EXERCISE DETAILS: Can you reproduce the data below with every "Circle shape" replaced by "Round marker", keeping everything else unchanged and leaving out the pictures?

INFORMATION PROVIDED:

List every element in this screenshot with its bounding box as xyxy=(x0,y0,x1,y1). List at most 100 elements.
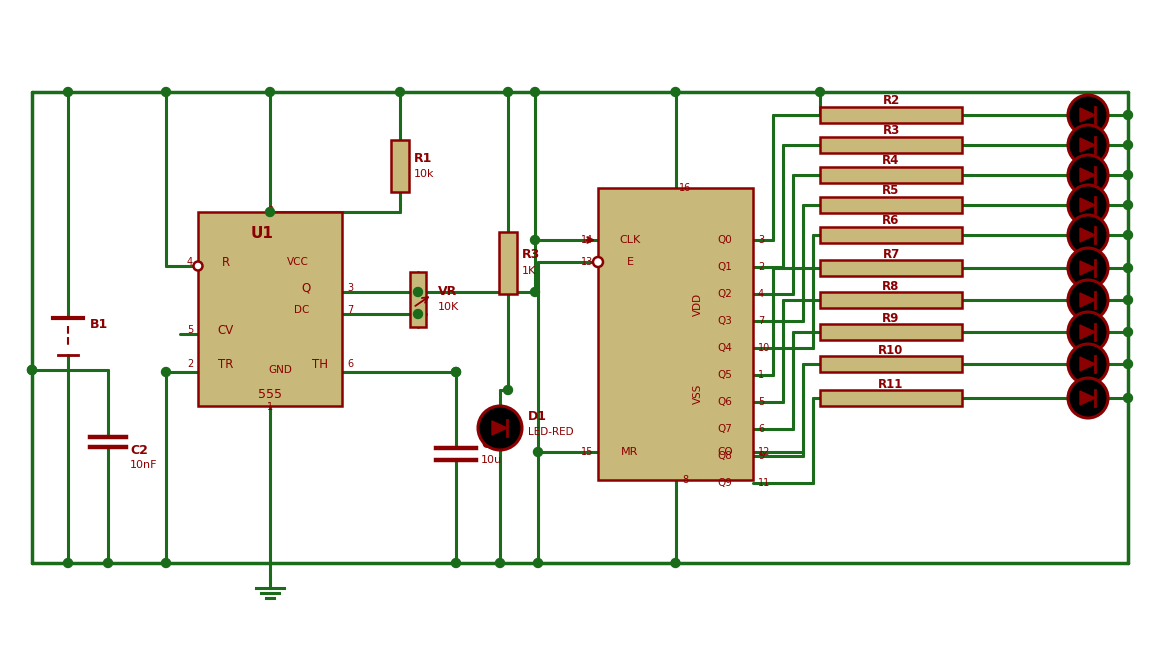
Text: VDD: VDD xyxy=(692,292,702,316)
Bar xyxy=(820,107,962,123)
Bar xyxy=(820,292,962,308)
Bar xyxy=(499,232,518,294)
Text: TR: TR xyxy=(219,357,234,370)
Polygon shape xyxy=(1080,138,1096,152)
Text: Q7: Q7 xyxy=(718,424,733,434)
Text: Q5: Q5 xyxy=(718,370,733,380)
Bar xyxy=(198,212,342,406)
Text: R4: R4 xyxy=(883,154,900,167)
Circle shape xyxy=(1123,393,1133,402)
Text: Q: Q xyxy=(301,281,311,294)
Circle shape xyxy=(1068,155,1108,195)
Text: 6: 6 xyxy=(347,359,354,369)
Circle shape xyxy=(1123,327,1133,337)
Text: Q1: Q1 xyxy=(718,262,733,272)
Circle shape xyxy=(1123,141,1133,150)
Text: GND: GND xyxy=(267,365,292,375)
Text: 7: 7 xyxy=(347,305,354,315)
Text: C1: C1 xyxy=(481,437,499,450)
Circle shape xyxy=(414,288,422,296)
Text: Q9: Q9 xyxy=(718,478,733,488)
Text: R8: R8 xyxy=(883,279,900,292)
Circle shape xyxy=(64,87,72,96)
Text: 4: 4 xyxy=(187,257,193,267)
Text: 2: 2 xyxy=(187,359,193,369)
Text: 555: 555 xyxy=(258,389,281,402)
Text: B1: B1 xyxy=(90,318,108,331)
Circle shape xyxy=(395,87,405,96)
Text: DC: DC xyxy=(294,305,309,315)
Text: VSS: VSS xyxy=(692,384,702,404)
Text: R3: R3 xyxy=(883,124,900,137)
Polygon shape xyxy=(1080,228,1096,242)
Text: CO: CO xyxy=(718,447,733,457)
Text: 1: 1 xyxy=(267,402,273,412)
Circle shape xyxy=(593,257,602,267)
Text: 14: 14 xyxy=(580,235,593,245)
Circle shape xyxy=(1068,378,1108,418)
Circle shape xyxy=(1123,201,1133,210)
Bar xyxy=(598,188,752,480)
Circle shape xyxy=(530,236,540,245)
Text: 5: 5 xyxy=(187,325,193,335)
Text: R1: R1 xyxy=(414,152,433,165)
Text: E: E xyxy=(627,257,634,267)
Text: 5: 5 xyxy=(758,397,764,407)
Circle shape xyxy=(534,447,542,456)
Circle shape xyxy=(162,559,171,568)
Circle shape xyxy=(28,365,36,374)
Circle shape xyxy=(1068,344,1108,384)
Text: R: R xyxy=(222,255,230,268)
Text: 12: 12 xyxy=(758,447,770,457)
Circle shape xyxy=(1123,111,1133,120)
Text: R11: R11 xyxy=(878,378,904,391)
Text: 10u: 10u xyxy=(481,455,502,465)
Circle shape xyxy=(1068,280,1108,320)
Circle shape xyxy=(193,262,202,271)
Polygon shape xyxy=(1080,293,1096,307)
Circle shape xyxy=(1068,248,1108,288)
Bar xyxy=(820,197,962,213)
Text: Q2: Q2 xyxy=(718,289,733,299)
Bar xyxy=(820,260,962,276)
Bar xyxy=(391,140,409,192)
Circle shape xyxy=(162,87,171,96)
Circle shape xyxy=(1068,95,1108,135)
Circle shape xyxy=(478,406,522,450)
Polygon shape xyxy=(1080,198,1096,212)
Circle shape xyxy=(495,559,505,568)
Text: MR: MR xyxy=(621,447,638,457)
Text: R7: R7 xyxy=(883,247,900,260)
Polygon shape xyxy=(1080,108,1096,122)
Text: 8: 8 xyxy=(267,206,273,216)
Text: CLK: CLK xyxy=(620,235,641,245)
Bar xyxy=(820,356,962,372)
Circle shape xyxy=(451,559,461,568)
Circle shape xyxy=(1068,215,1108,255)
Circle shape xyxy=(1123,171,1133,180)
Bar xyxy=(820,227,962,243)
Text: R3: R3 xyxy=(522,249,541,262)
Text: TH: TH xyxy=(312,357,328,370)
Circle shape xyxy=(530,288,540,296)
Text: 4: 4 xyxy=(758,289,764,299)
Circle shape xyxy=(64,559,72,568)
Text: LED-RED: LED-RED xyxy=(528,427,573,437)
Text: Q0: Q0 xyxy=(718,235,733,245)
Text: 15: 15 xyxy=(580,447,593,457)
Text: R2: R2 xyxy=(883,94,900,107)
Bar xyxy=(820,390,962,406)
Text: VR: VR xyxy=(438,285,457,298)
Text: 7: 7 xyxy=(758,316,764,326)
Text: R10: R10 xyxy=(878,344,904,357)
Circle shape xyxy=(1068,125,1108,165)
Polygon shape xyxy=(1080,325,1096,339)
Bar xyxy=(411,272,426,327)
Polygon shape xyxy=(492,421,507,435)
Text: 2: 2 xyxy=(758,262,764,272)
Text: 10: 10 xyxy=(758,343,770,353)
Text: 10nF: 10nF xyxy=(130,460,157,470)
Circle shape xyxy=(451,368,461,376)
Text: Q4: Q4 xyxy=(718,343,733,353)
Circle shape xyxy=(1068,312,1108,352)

REPLY TO THE EXERCISE:
List every element in this screenshot with its bounding box as xyxy=(x0,y0,x1,y1). List at most 100 elements.
Text: VDD: VDD xyxy=(692,292,702,316)
Bar xyxy=(820,107,962,123)
Bar xyxy=(820,292,962,308)
Bar xyxy=(499,232,518,294)
Text: TR: TR xyxy=(219,357,234,370)
Polygon shape xyxy=(1080,138,1096,152)
Text: Q7: Q7 xyxy=(718,424,733,434)
Text: Q5: Q5 xyxy=(718,370,733,380)
Bar xyxy=(198,212,342,406)
Text: R4: R4 xyxy=(883,154,900,167)
Round marker xyxy=(1123,393,1133,402)
Text: Q: Q xyxy=(301,281,311,294)
Round marker xyxy=(1068,155,1108,195)
Text: 6: 6 xyxy=(347,359,354,369)
Round marker xyxy=(1123,327,1133,337)
Text: Q1: Q1 xyxy=(718,262,733,272)
Round marker xyxy=(1123,141,1133,150)
Text: GND: GND xyxy=(267,365,292,375)
Text: 7: 7 xyxy=(347,305,354,315)
Text: C1: C1 xyxy=(481,437,499,450)
Round marker xyxy=(414,288,422,296)
Text: Q9: Q9 xyxy=(718,478,733,488)
Text: R8: R8 xyxy=(883,279,900,292)
Round marker xyxy=(64,87,72,96)
Text: 4: 4 xyxy=(187,257,193,267)
Text: 2: 2 xyxy=(187,359,193,369)
Text: 555: 555 xyxy=(258,389,281,402)
Text: B1: B1 xyxy=(90,318,108,331)
Round marker xyxy=(395,87,405,96)
Text: DC: DC xyxy=(294,305,309,315)
Text: VSS: VSS xyxy=(692,384,702,404)
Text: R3: R3 xyxy=(883,124,900,137)
Polygon shape xyxy=(1080,228,1096,242)
Text: CO: CO xyxy=(718,447,733,457)
Text: 1: 1 xyxy=(267,402,273,412)
Round marker xyxy=(593,257,602,267)
Text: 14: 14 xyxy=(580,235,593,245)
Round marker xyxy=(1068,378,1108,418)
Round marker xyxy=(1123,201,1133,210)
Bar xyxy=(598,188,752,480)
Round marker xyxy=(530,236,540,245)
Text: 5: 5 xyxy=(187,325,193,335)
Text: R1: R1 xyxy=(414,152,433,165)
Text: E: E xyxy=(627,257,634,267)
Text: 5: 5 xyxy=(758,397,764,407)
Round marker xyxy=(534,447,542,456)
Round marker xyxy=(162,559,171,568)
Round marker xyxy=(28,365,36,374)
Round marker xyxy=(1068,344,1108,384)
Text: R: R xyxy=(222,255,230,268)
Text: 12: 12 xyxy=(758,447,770,457)
Round marker xyxy=(1123,111,1133,120)
Text: R11: R11 xyxy=(878,378,904,391)
Text: 10u: 10u xyxy=(481,455,502,465)
Round marker xyxy=(1068,280,1108,320)
Round marker xyxy=(193,262,202,271)
Polygon shape xyxy=(1080,293,1096,307)
Round marker xyxy=(1068,248,1108,288)
Bar xyxy=(820,197,962,213)
Text: Q2: Q2 xyxy=(718,289,733,299)
Bar xyxy=(820,260,962,276)
Bar xyxy=(391,140,409,192)
Round marker xyxy=(162,87,171,96)
Round marker xyxy=(1068,95,1108,135)
Round marker xyxy=(478,406,522,450)
Polygon shape xyxy=(1080,198,1096,212)
Round marker xyxy=(495,559,505,568)
Text: MR: MR xyxy=(621,447,638,457)
Text: R7: R7 xyxy=(883,247,900,260)
Polygon shape xyxy=(1080,108,1096,122)
Text: 8: 8 xyxy=(267,206,273,216)
Text: CLK: CLK xyxy=(620,235,641,245)
Bar xyxy=(820,356,962,372)
Round marker xyxy=(451,559,461,568)
Round marker xyxy=(1068,215,1108,255)
Round marker xyxy=(1123,171,1133,180)
Bar xyxy=(820,227,962,243)
Text: R3: R3 xyxy=(522,249,541,262)
Text: TH: TH xyxy=(312,357,328,370)
Round marker xyxy=(530,288,540,296)
Text: 4: 4 xyxy=(758,289,764,299)
Round marker xyxy=(64,559,72,568)
Text: LED-RED: LED-RED xyxy=(528,427,573,437)
Text: Q0: Q0 xyxy=(718,235,733,245)
Text: 15: 15 xyxy=(580,447,593,457)
Text: R2: R2 xyxy=(883,94,900,107)
Bar xyxy=(820,390,962,406)
Text: VR: VR xyxy=(438,285,457,298)
Text: 7: 7 xyxy=(758,316,764,326)
Text: R10: R10 xyxy=(878,344,904,357)
Round marker xyxy=(1068,125,1108,165)
Polygon shape xyxy=(1080,325,1096,339)
Bar xyxy=(411,272,426,327)
Polygon shape xyxy=(492,421,507,435)
Text: 2: 2 xyxy=(758,262,764,272)
Text: 10: 10 xyxy=(758,343,770,353)
Text: 10nF: 10nF xyxy=(130,460,157,470)
Round marker xyxy=(451,368,461,376)
Text: Q4: Q4 xyxy=(718,343,733,353)
Round marker xyxy=(1068,312,1108,352)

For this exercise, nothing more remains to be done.